* _WHAT TO DO_: Show, in full, each line of the data that contains "values".

* _DATA SHOWN_:
============================================================

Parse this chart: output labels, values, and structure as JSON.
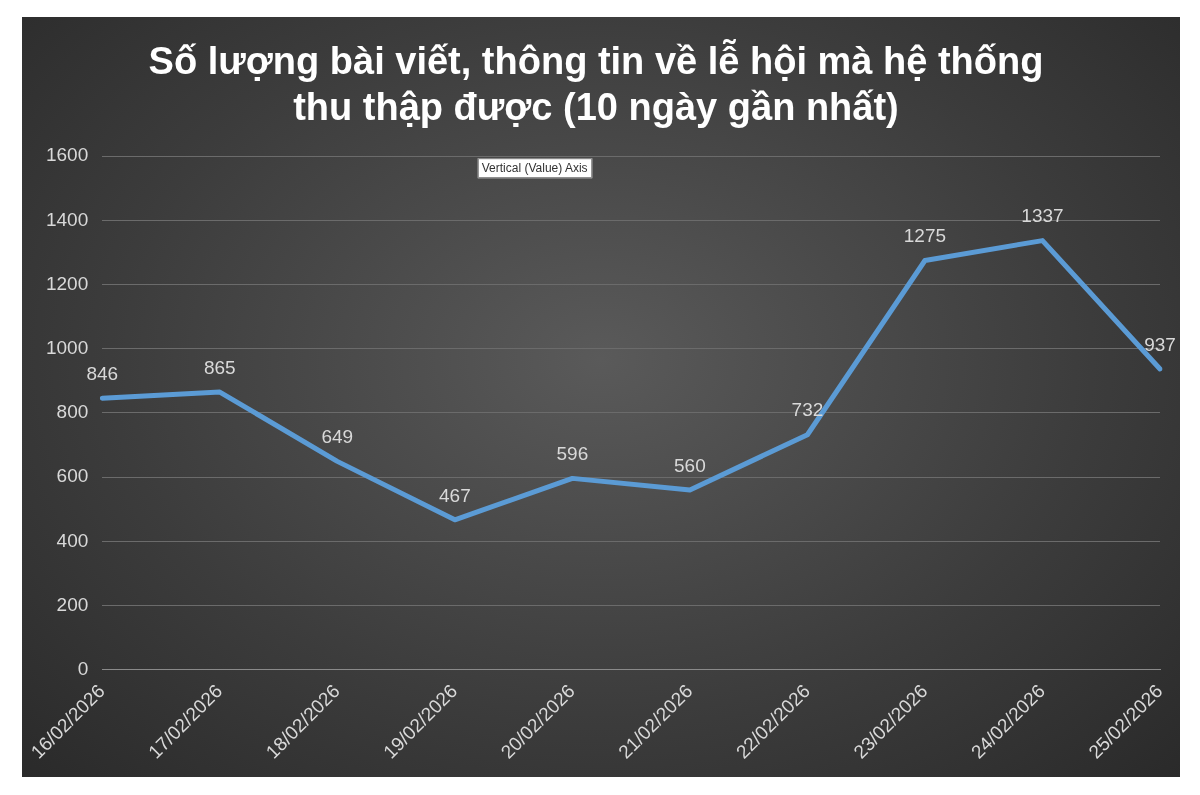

============================================================

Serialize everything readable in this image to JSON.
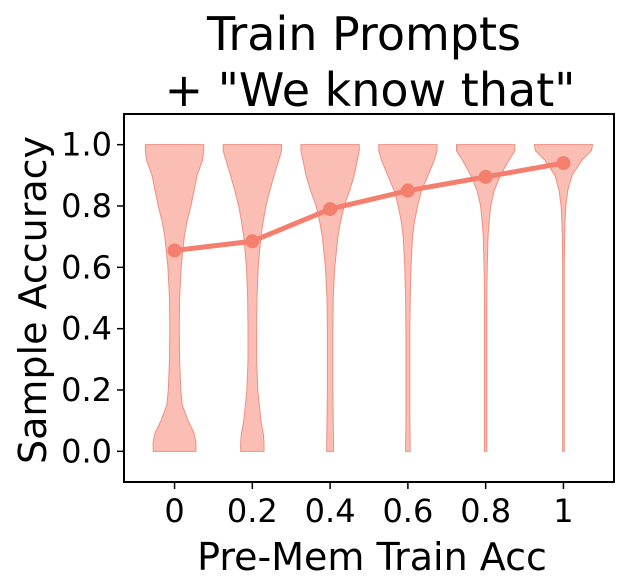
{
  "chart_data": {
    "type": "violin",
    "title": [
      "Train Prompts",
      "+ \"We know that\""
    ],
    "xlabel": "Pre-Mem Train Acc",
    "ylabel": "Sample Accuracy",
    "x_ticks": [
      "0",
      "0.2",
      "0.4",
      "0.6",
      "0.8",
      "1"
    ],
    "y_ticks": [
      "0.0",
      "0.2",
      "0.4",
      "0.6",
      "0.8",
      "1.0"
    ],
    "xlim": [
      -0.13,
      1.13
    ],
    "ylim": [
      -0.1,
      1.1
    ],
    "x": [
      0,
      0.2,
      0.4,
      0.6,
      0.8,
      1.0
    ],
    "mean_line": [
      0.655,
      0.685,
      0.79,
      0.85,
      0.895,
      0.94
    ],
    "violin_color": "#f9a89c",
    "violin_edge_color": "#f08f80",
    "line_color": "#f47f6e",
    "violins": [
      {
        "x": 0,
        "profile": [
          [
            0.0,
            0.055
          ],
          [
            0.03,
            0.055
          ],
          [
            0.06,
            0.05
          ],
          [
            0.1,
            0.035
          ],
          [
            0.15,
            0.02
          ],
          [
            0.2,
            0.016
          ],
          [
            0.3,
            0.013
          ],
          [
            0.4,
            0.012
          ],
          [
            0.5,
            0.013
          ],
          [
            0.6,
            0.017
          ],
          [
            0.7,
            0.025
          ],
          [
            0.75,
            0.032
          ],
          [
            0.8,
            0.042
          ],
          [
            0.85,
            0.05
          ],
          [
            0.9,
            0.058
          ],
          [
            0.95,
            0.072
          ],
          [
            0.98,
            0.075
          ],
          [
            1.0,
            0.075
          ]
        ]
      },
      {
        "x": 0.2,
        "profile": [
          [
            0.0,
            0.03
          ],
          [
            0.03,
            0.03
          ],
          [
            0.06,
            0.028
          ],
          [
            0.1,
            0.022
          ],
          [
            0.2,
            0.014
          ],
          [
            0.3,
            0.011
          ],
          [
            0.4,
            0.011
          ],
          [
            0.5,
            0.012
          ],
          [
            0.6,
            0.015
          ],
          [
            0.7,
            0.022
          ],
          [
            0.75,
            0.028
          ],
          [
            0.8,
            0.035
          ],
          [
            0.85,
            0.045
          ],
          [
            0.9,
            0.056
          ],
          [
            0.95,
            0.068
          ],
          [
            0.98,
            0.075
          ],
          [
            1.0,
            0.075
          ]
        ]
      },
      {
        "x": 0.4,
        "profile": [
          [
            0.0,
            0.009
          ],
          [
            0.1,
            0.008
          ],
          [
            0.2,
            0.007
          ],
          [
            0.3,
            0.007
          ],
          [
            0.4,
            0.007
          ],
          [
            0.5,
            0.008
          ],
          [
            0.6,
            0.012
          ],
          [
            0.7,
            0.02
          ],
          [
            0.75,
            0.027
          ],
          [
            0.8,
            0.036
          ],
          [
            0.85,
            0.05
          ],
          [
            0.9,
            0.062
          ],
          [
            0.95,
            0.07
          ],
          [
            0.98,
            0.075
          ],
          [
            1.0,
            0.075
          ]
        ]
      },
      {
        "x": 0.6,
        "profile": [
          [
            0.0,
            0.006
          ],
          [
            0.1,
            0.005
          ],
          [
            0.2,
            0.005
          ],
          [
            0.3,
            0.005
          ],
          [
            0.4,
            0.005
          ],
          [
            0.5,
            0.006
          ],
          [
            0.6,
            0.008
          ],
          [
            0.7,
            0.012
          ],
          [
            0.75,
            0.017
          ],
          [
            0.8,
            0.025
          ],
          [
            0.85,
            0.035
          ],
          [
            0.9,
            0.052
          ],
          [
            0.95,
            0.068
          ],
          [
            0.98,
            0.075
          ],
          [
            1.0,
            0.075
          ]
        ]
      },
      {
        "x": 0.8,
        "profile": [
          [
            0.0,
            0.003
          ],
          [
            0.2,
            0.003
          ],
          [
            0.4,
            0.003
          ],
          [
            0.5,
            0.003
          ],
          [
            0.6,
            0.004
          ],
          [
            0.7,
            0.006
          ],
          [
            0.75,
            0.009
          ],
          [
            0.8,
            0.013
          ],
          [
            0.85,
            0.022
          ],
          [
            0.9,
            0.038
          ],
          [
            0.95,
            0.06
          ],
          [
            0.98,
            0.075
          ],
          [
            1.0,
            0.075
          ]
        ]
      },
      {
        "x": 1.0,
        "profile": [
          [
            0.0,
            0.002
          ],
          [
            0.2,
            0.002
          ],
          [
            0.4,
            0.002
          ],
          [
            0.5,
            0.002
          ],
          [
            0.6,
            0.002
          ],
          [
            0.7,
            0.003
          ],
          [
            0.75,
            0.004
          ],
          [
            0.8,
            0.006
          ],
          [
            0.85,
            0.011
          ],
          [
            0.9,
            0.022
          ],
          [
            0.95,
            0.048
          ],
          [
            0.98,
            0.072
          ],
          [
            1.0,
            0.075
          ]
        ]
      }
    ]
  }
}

============================================================

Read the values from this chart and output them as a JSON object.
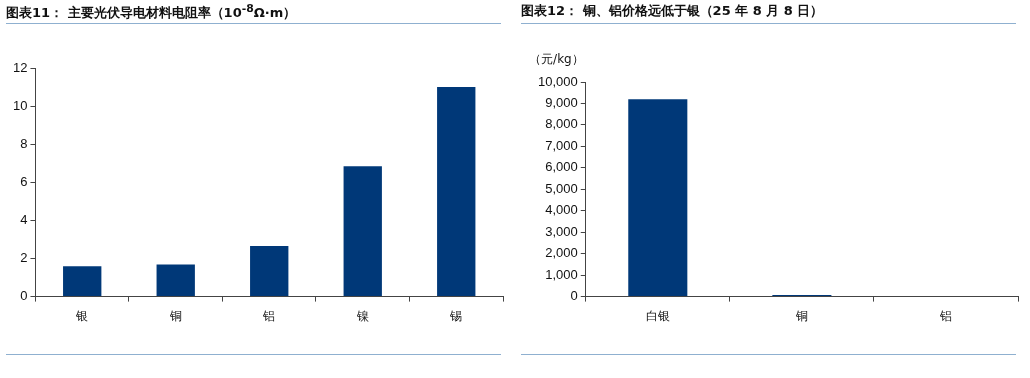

============================================================

* _TASK OUTPUT_:
Parse this chart: output labels, values, and structure as JSON.
Read the values from this chart and output them as a JSON object.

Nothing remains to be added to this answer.